**REQUEST**
It is required that all of the data be written out exactly.

------------------------------------------------

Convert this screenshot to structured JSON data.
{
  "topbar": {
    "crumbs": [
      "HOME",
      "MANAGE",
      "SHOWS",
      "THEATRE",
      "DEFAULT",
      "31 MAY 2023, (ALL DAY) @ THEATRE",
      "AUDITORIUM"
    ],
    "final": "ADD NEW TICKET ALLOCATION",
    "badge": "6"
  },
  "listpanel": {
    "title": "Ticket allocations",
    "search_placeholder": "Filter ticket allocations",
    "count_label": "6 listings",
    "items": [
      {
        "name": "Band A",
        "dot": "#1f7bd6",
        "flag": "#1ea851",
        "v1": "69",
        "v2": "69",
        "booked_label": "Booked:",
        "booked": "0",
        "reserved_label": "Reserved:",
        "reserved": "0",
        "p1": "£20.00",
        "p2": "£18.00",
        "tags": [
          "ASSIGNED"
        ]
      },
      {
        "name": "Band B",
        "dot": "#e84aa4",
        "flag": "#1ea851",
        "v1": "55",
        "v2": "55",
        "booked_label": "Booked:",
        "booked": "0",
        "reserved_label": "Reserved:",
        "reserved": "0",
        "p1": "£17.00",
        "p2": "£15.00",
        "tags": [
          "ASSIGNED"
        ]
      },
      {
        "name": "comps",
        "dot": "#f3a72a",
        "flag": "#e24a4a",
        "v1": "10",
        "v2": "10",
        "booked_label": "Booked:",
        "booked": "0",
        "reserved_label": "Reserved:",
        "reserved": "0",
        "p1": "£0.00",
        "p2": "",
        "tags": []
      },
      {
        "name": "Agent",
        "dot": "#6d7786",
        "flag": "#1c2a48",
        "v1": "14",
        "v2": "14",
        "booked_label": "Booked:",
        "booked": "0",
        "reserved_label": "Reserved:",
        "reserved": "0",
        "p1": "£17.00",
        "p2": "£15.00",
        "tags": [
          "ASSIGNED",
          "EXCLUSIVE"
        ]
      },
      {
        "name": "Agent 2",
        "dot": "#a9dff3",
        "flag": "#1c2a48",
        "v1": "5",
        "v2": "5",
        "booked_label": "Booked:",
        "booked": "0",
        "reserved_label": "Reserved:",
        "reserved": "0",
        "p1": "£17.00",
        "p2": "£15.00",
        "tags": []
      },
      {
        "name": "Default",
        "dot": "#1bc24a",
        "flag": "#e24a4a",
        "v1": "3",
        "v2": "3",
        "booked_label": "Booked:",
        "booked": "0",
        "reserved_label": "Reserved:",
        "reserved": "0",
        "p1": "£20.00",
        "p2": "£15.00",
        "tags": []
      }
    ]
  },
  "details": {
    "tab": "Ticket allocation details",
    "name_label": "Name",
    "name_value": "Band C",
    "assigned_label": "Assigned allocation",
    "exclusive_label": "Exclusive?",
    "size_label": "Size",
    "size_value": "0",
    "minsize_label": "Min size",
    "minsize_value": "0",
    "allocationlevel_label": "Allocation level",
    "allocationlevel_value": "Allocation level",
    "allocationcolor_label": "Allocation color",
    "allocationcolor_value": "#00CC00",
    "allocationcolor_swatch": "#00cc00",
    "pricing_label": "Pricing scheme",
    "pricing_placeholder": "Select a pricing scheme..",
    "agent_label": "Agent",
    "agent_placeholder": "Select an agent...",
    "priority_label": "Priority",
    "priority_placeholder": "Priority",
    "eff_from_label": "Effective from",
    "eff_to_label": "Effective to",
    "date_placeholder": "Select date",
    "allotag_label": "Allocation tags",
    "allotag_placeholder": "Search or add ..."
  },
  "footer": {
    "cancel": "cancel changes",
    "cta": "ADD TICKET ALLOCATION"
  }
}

------------------------------------------------

**ANSWER BELOW**
Convert this screenshot to structured JSON data.
{
  "topbar": {
    "crumbs": [
      "HOME",
      "MANAGE",
      "SHOWS",
      "THEATRE",
      "DEFAULT",
      "31 MAY 2023, (ALL DAY) @ THEATRE",
      "AUDITORIUM"
    ],
    "final": "ADD NEW TICKET ALLOCATION",
    "badge": "6"
  },
  "listpanel": {
    "title": "Ticket allocations",
    "search_placeholder": "Filter ticket allocations",
    "count_label": "6 listings",
    "items": [
      {
        "name": "Band A",
        "dot": "#1f7bd6",
        "flag": "#1ea851",
        "v1": "69",
        "v2": "69",
        "booked_label": "Booked:",
        "booked": "0",
        "reserved_label": "Reserved:",
        "reserved": "0",
        "p1": "£20.00",
        "p2": "£18.00",
        "tags": [
          "ASSIGNED"
        ]
      },
      {
        "name": "Band B",
        "dot": "#e84aa4",
        "flag": "#1ea851",
        "v1": "55",
        "v2": "55",
        "booked_label": "Booked:",
        "booked": "0",
        "reserved_label": "Reserved:",
        "reserved": "0",
        "p1": "£17.00",
        "p2": "£15.00",
        "tags": [
          "ASSIGNED"
        ]
      },
      {
        "name": "comps",
        "dot": "#f3a72a",
        "flag": "#e24a4a",
        "v1": "10",
        "v2": "10",
        "booked_label": "Booked:",
        "booked": "0",
        "reserved_label": "Reserved:",
        "reserved": "0",
        "p1": "£0.00",
        "p2": "",
        "tags": []
      },
      {
        "name": "Agent",
        "dot": "#6d7786",
        "flag": "#1c2a48",
        "v1": "14",
        "v2": "14",
        "booked_label": "Booked:",
        "booked": "0",
        "reserved_label": "Reserved:",
        "reserved": "0",
        "p1": "£17.00",
        "p2": "£15.00",
        "tags": [
          "ASSIGNED",
          "EXCLUSIVE"
        ]
      },
      {
        "name": "Agent 2",
        "dot": "#a9dff3",
        "flag": "#1c2a48",
        "v1": "5",
        "v2": "5",
        "booked_label": "Booked:",
        "booked": "0",
        "reserved_label": "Reserved:",
        "reserved": "0",
        "p1": "£17.00",
        "p2": "£15.00",
        "tags": []
      },
      {
        "name": "Default",
        "dot": "#1bc24a",
        "flag": "#e24a4a",
        "v1": "3",
        "v2": "3",
        "booked_label": "Booked:",
        "booked": "0",
        "reserved_label": "Reserved:",
        "reserved": "0",
        "p1": "£20.00",
        "p2": "£15.00",
        "tags": []
      }
    ]
  },
  "details": {
    "tab": "Ticket allocation details",
    "name_label": "Name",
    "name_value": "Band C",
    "assigned_label": "Assigned allocation",
    "exclusive_label": "Exclusive?",
    "size_label": "Size",
    "size_value": "0",
    "minsize_label": "Min size",
    "minsize_value": "0",
    "allocationlevel_label": "Allocation level",
    "allocationlevel_value": "Allocation level",
    "allocationcolor_label": "Allocation color",
    "allocationcolor_value": "#00CC00",
    "allocationcolor_swatch": "#00cc00",
    "pricing_label": "Pricing scheme",
    "pricing_placeholder": "Select a pricing scheme..",
    "agent_label": "Agent",
    "agent_placeholder": "Select an agent...",
    "priority_label": "Priority",
    "priority_placeholder": "Priority",
    "eff_from_label": "Effective from",
    "eff_to_label": "Effective to",
    "date_placeholder": "Select date",
    "allotag_label": "Allocation tags",
    "allotag_placeholder": "Search or add ..."
  },
  "footer": {
    "cancel": "cancel changes",
    "cta": "ADD TICKET ALLOCATION"
  }
}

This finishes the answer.